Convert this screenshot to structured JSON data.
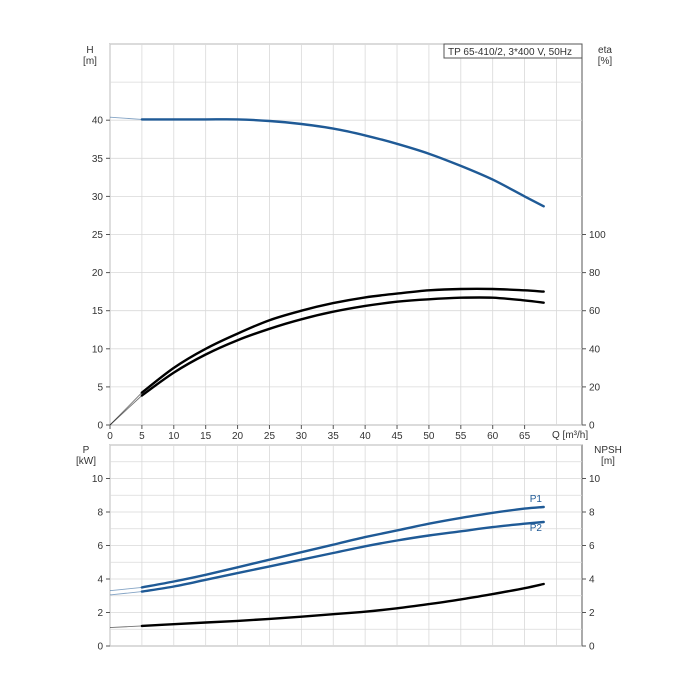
{
  "chart_data": [
    {
      "type": "line",
      "title": "TP 65-410/2, 3*400 V, 50Hz",
      "x_axis": {
        "label": "Q [m³/h]",
        "range": [
          0,
          74
        ],
        "ticks": [
          0,
          5,
          10,
          15,
          20,
          25,
          30,
          35,
          40,
          45,
          50,
          55,
          60,
          65
        ]
      },
      "y_axis_left": {
        "label_line1": "H",
        "label_line2": "[m]",
        "range": [
          0,
          50
        ],
        "ticks": [
          0,
          5,
          10,
          15,
          20,
          25,
          30,
          35,
          40
        ]
      },
      "y_axis_right": {
        "label_line1": "eta",
        "label_line2": "[%]",
        "range": [
          0,
          200
        ],
        "ticks": [
          0,
          20,
          40,
          60,
          80,
          100
        ]
      },
      "grid": true,
      "series": [
        {
          "axis": "left",
          "color": "#1f5a96",
          "x": [
            0,
            5,
            10,
            15,
            20,
            25,
            30,
            35,
            40,
            45,
            50,
            55,
            60,
            65,
            68
          ],
          "values": [
            40.4,
            40.1,
            40.1,
            40.1,
            40.1,
            39.9,
            39.5,
            38.9,
            38.0,
            36.9,
            35.6,
            34.0,
            32.2,
            30.0,
            28.7
          ]
        },
        {
          "axis": "right",
          "color": "#000000",
          "x": [
            0,
            5,
            10,
            15,
            20,
            25,
            30,
            35,
            40,
            45,
            50,
            55,
            60,
            65,
            68
          ],
          "values": [
            0,
            17,
            30,
            40,
            48,
            55,
            60,
            64,
            67,
            69,
            70.7,
            71.4,
            71.4,
            70.7,
            70.0
          ]
        },
        {
          "axis": "right",
          "color": "#000000",
          "x": [
            0,
            5,
            10,
            15,
            20,
            25,
            30,
            35,
            40,
            45,
            50,
            55,
            60,
            65,
            68
          ],
          "values": [
            0,
            15.5,
            27.5,
            37,
            44.5,
            50.5,
            55.5,
            59.5,
            62.5,
            64.7,
            66,
            66.8,
            66.8,
            65.4,
            64.2
          ]
        }
      ]
    },
    {
      "type": "line",
      "x_axis": {
        "range": [
          0,
          74
        ],
        "ticks": []
      },
      "y_axis_left": {
        "label_line1": "P",
        "label_line2": "[kW]",
        "range": [
          0,
          12
        ],
        "ticks": [
          0,
          2,
          4,
          6,
          8,
          10
        ]
      },
      "y_axis_right": {
        "label_line1": "NPSH",
        "label_line2": "[m]",
        "range": [
          0,
          12
        ],
        "ticks": [
          0,
          2,
          4,
          6,
          8,
          10
        ]
      },
      "grid": true,
      "series": [
        {
          "name": "P1",
          "axis": "left",
          "color": "#1f5a96",
          "x": [
            0,
            5,
            10,
            15,
            20,
            25,
            30,
            35,
            40,
            45,
            50,
            55,
            60,
            65,
            68
          ],
          "values": [
            3.3,
            3.5,
            3.85,
            4.25,
            4.7,
            5.15,
            5.6,
            6.05,
            6.5,
            6.9,
            7.3,
            7.65,
            7.95,
            8.2,
            8.3
          ]
        },
        {
          "name": "P2",
          "axis": "left",
          "color": "#1f5a96",
          "x": [
            0,
            5,
            10,
            15,
            20,
            25,
            30,
            35,
            40,
            45,
            50,
            55,
            60,
            65,
            68
          ],
          "values": [
            3.05,
            3.25,
            3.55,
            3.95,
            4.35,
            4.75,
            5.15,
            5.55,
            5.95,
            6.3,
            6.6,
            6.85,
            7.1,
            7.3,
            7.4
          ]
        },
        {
          "axis": "right",
          "color": "#000000",
          "x": [
            0,
            5,
            10,
            15,
            20,
            25,
            30,
            35,
            40,
            45,
            50,
            55,
            60,
            65,
            68
          ],
          "values": [
            1.1,
            1.2,
            1.3,
            1.4,
            1.5,
            1.62,
            1.75,
            1.9,
            2.05,
            2.25,
            2.5,
            2.78,
            3.1,
            3.45,
            3.7
          ]
        }
      ]
    }
  ]
}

**Aim**
All of the material above is to be copied exactly, except for its images.

**Full solution**
Convert this screenshot to structured JSON data.
{
  "chart_data": [
    {
      "type": "line",
      "title": "TP 65-410/2, 3*400 V, 50Hz",
      "x_axis": {
        "label": "Q [m³/h]",
        "range": [
          0,
          74
        ],
        "ticks": [
          0,
          5,
          10,
          15,
          20,
          25,
          30,
          35,
          40,
          45,
          50,
          55,
          60,
          65
        ]
      },
      "y_axis_left": {
        "label_line1": "H",
        "label_line2": "[m]",
        "range": [
          0,
          50
        ],
        "ticks": [
          0,
          5,
          10,
          15,
          20,
          25,
          30,
          35,
          40
        ]
      },
      "y_axis_right": {
        "label_line1": "eta",
        "label_line2": "[%]",
        "range": [
          0,
          200
        ],
        "ticks": [
          0,
          20,
          40,
          60,
          80,
          100
        ]
      },
      "grid": true,
      "series": [
        {
          "axis": "left",
          "color": "#1f5a96",
          "x": [
            0,
            5,
            10,
            15,
            20,
            25,
            30,
            35,
            40,
            45,
            50,
            55,
            60,
            65,
            68
          ],
          "values": [
            40.4,
            40.1,
            40.1,
            40.1,
            40.1,
            39.9,
            39.5,
            38.9,
            38.0,
            36.9,
            35.6,
            34.0,
            32.2,
            30.0,
            28.7
          ]
        },
        {
          "axis": "right",
          "color": "#000000",
          "x": [
            0,
            5,
            10,
            15,
            20,
            25,
            30,
            35,
            40,
            45,
            50,
            55,
            60,
            65,
            68
          ],
          "values": [
            0,
            17,
            30,
            40,
            48,
            55,
            60,
            64,
            67,
            69,
            70.7,
            71.4,
            71.4,
            70.7,
            70.0
          ]
        },
        {
          "axis": "right",
          "color": "#000000",
          "x": [
            0,
            5,
            10,
            15,
            20,
            25,
            30,
            35,
            40,
            45,
            50,
            55,
            60,
            65,
            68
          ],
          "values": [
            0,
            15.5,
            27.5,
            37,
            44.5,
            50.5,
            55.5,
            59.5,
            62.5,
            64.7,
            66,
            66.8,
            66.8,
            65.4,
            64.2
          ]
        }
      ]
    },
    {
      "type": "line",
      "x_axis": {
        "range": [
          0,
          74
        ],
        "ticks": []
      },
      "y_axis_left": {
        "label_line1": "P",
        "label_line2": "[kW]",
        "range": [
          0,
          12
        ],
        "ticks": [
          0,
          2,
          4,
          6,
          8,
          10
        ]
      },
      "y_axis_right": {
        "label_line1": "NPSH",
        "label_line2": "[m]",
        "range": [
          0,
          12
        ],
        "ticks": [
          0,
          2,
          4,
          6,
          8,
          10
        ]
      },
      "grid": true,
      "series": [
        {
          "name": "P1",
          "axis": "left",
          "color": "#1f5a96",
          "x": [
            0,
            5,
            10,
            15,
            20,
            25,
            30,
            35,
            40,
            45,
            50,
            55,
            60,
            65,
            68
          ],
          "values": [
            3.3,
            3.5,
            3.85,
            4.25,
            4.7,
            5.15,
            5.6,
            6.05,
            6.5,
            6.9,
            7.3,
            7.65,
            7.95,
            8.2,
            8.3
          ]
        },
        {
          "name": "P2",
          "axis": "left",
          "color": "#1f5a96",
          "x": [
            0,
            5,
            10,
            15,
            20,
            25,
            30,
            35,
            40,
            45,
            50,
            55,
            60,
            65,
            68
          ],
          "values": [
            3.05,
            3.25,
            3.55,
            3.95,
            4.35,
            4.75,
            5.15,
            5.55,
            5.95,
            6.3,
            6.6,
            6.85,
            7.1,
            7.3,
            7.4
          ]
        },
        {
          "axis": "right",
          "color": "#000000",
          "x": [
            0,
            5,
            10,
            15,
            20,
            25,
            30,
            35,
            40,
            45,
            50,
            55,
            60,
            65,
            68
          ],
          "values": [
            1.1,
            1.2,
            1.3,
            1.4,
            1.5,
            1.62,
            1.75,
            1.9,
            2.05,
            2.25,
            2.5,
            2.78,
            3.1,
            3.45,
            3.7
          ]
        }
      ]
    }
  ]
}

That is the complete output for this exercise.